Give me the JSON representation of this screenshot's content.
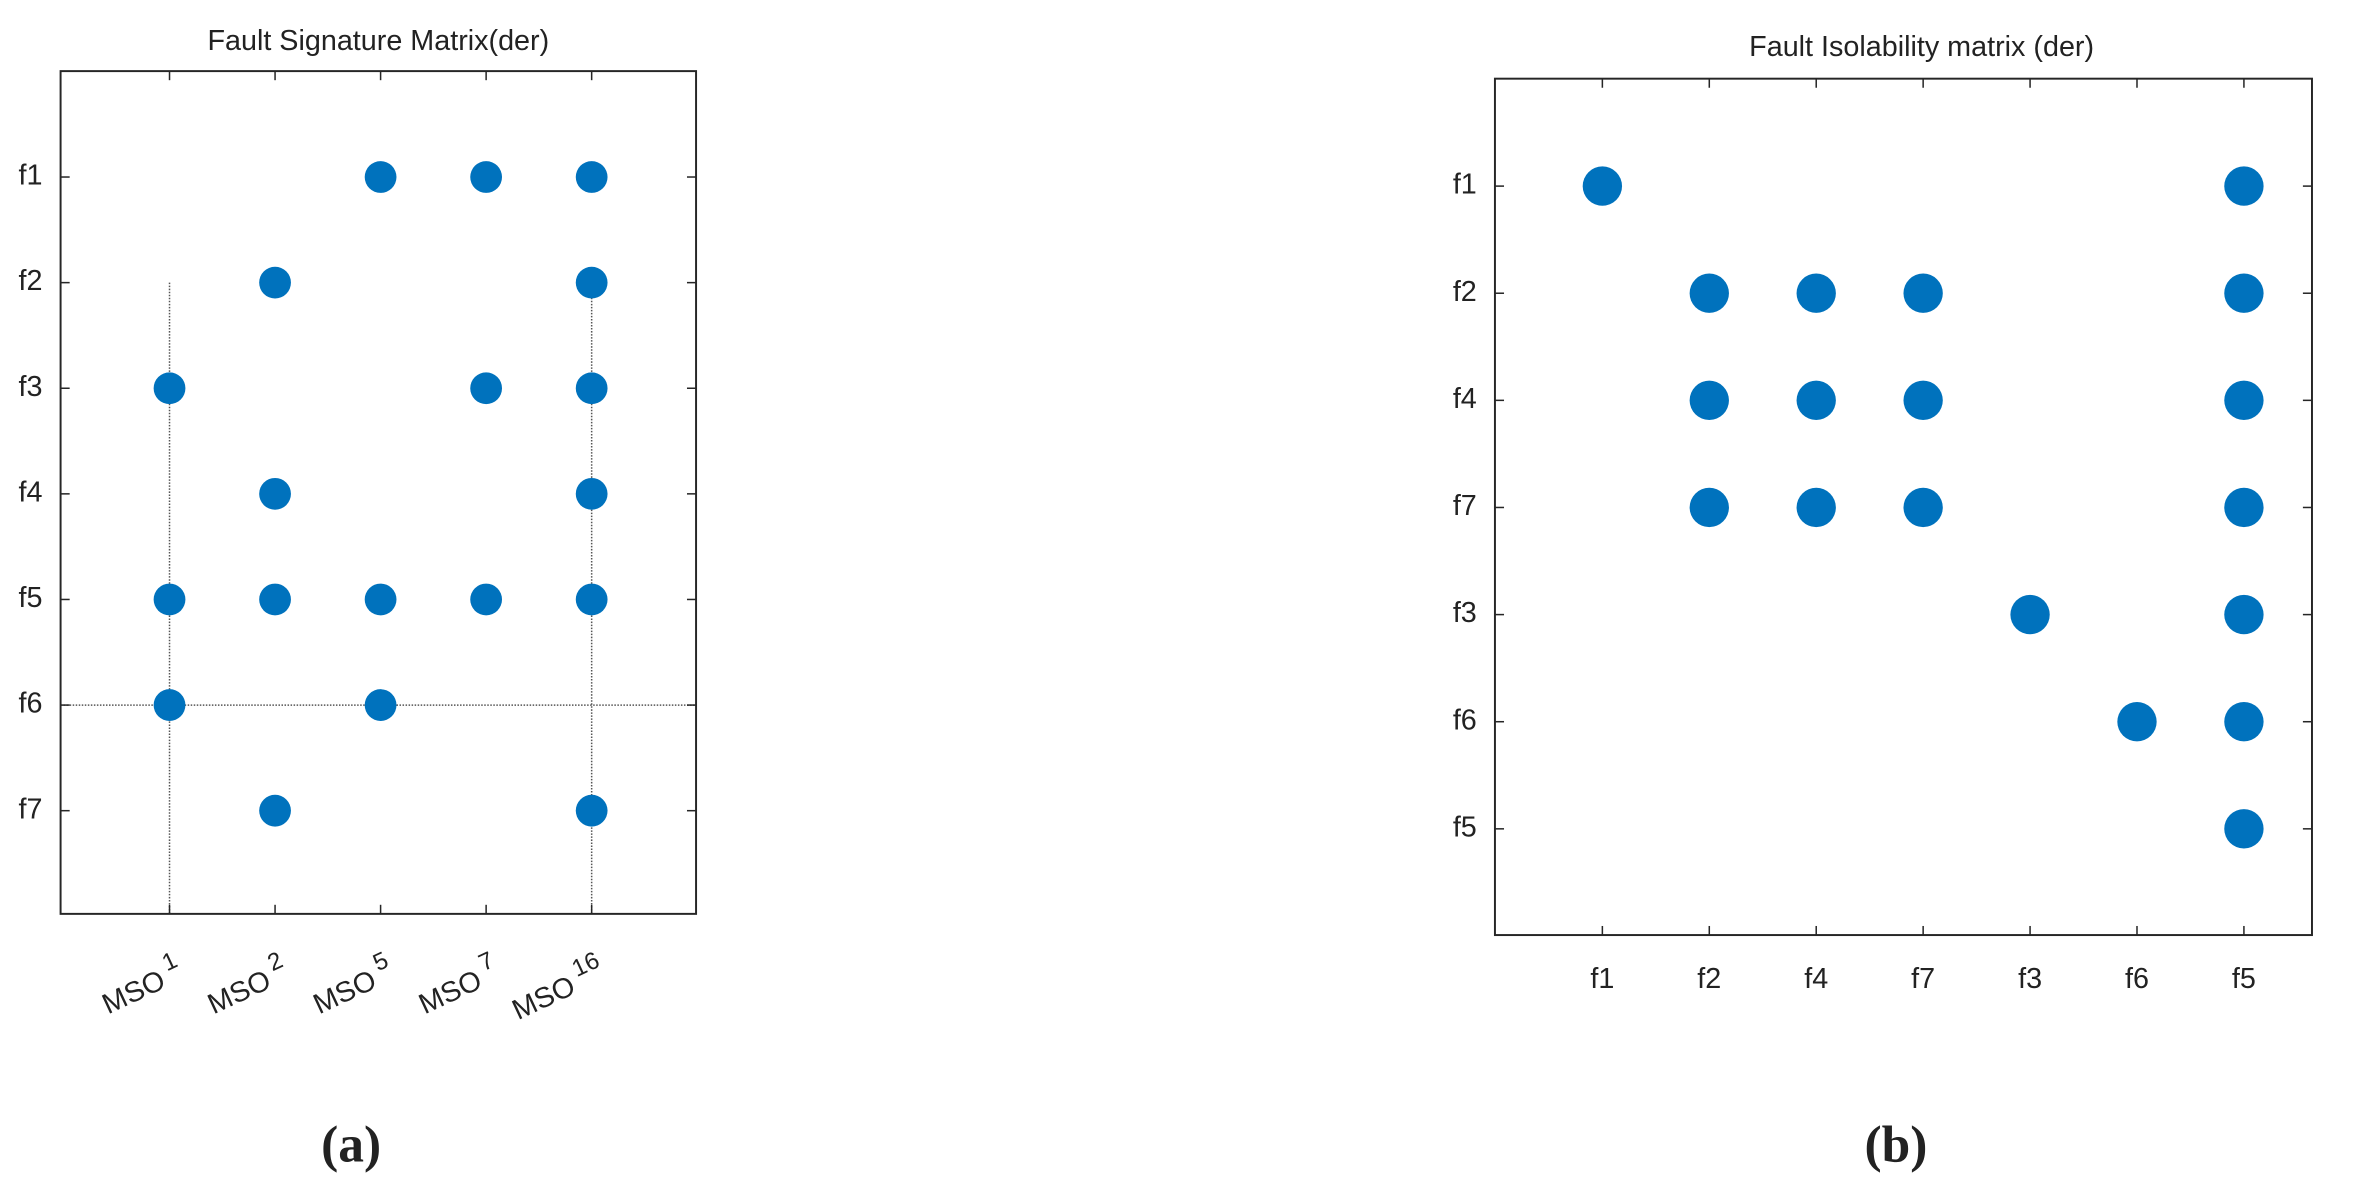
{
  "chart_data": [
    {
      "type": "matrix",
      "title": "Fault Signature Matrix(der)",
      "caption": "(a)",
      "x_categories": [
        {
          "text": "MSO",
          "sub": "1"
        },
        {
          "text": "MSO",
          "sub": "2"
        },
        {
          "text": "MSO",
          "sub": "5"
        },
        {
          "text": "MSO",
          "sub": "7"
        },
        {
          "text": "MSO",
          "sub": "16"
        }
      ],
      "y_categories": [
        "f1",
        "f2",
        "f3",
        "f4",
        "f5",
        "f6",
        "f7"
      ],
      "color": "#0072bd",
      "rows": [
        [
          0,
          0,
          1,
          1,
          1
        ],
        [
          0,
          1,
          0,
          0,
          1
        ],
        [
          1,
          0,
          0,
          1,
          1
        ],
        [
          0,
          1,
          0,
          0,
          1
        ],
        [
          1,
          1,
          1,
          1,
          1
        ],
        [
          1,
          0,
          1,
          0,
          0
        ],
        [
          0,
          1,
          0,
          0,
          1
        ]
      ]
    },
    {
      "type": "matrix",
      "title": "Fault Isolability matrix (der)",
      "caption": "(b)",
      "x_categories": [
        "f1",
        "f2",
        "f4",
        "f7",
        "f3",
        "f6",
        "f5"
      ],
      "y_categories": [
        "f1",
        "f2",
        "f4",
        "f7",
        "f3",
        "f6",
        "f5"
      ],
      "color": "#0072bd",
      "rows": [
        [
          1,
          0,
          0,
          0,
          0,
          0,
          1
        ],
        [
          0,
          1,
          1,
          1,
          0,
          0,
          1
        ],
        [
          0,
          1,
          1,
          1,
          0,
          0,
          1
        ],
        [
          0,
          1,
          1,
          1,
          0,
          0,
          1
        ],
        [
          0,
          0,
          0,
          0,
          1,
          0,
          1
        ],
        [
          0,
          0,
          0,
          0,
          0,
          1,
          1
        ],
        [
          0,
          0,
          0,
          0,
          0,
          0,
          1
        ]
      ]
    }
  ]
}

# Work instructions
Restate the data above word for word. Do not include the images.

# Problem solution
Give me the JSON representation of this screenshot's content.
{
  "chart_data": [
    {
      "type": "matrix",
      "title": "Fault Signature Matrix(der)",
      "caption": "(a)",
      "x_categories": [
        {
          "text": "MSO",
          "sub": "1"
        },
        {
          "text": "MSO",
          "sub": "2"
        },
        {
          "text": "MSO",
          "sub": "5"
        },
        {
          "text": "MSO",
          "sub": "7"
        },
        {
          "text": "MSO",
          "sub": "16"
        }
      ],
      "y_categories": [
        "f1",
        "f2",
        "f3",
        "f4",
        "f5",
        "f6",
        "f7"
      ],
      "color": "#0072bd",
      "rows": [
        [
          0,
          0,
          1,
          1,
          1
        ],
        [
          0,
          1,
          0,
          0,
          1
        ],
        [
          1,
          0,
          0,
          1,
          1
        ],
        [
          0,
          1,
          0,
          0,
          1
        ],
        [
          1,
          1,
          1,
          1,
          1
        ],
        [
          1,
          0,
          1,
          0,
          0
        ],
        [
          0,
          1,
          0,
          0,
          1
        ]
      ]
    },
    {
      "type": "matrix",
      "title": "Fault Isolability matrix (der)",
      "caption": "(b)",
      "x_categories": [
        "f1",
        "f2",
        "f4",
        "f7",
        "f3",
        "f6",
        "f5"
      ],
      "y_categories": [
        "f1",
        "f2",
        "f4",
        "f7",
        "f3",
        "f6",
        "f5"
      ],
      "color": "#0072bd",
      "rows": [
        [
          1,
          0,
          0,
          0,
          0,
          0,
          1
        ],
        [
          0,
          1,
          1,
          1,
          0,
          0,
          1
        ],
        [
          0,
          1,
          1,
          1,
          0,
          0,
          1
        ],
        [
          0,
          1,
          1,
          1,
          0,
          0,
          1
        ],
        [
          0,
          0,
          0,
          0,
          1,
          0,
          1
        ],
        [
          0,
          0,
          0,
          0,
          0,
          1,
          1
        ],
        [
          0,
          0,
          0,
          0,
          0,
          0,
          1
        ]
      ]
    }
  ]
}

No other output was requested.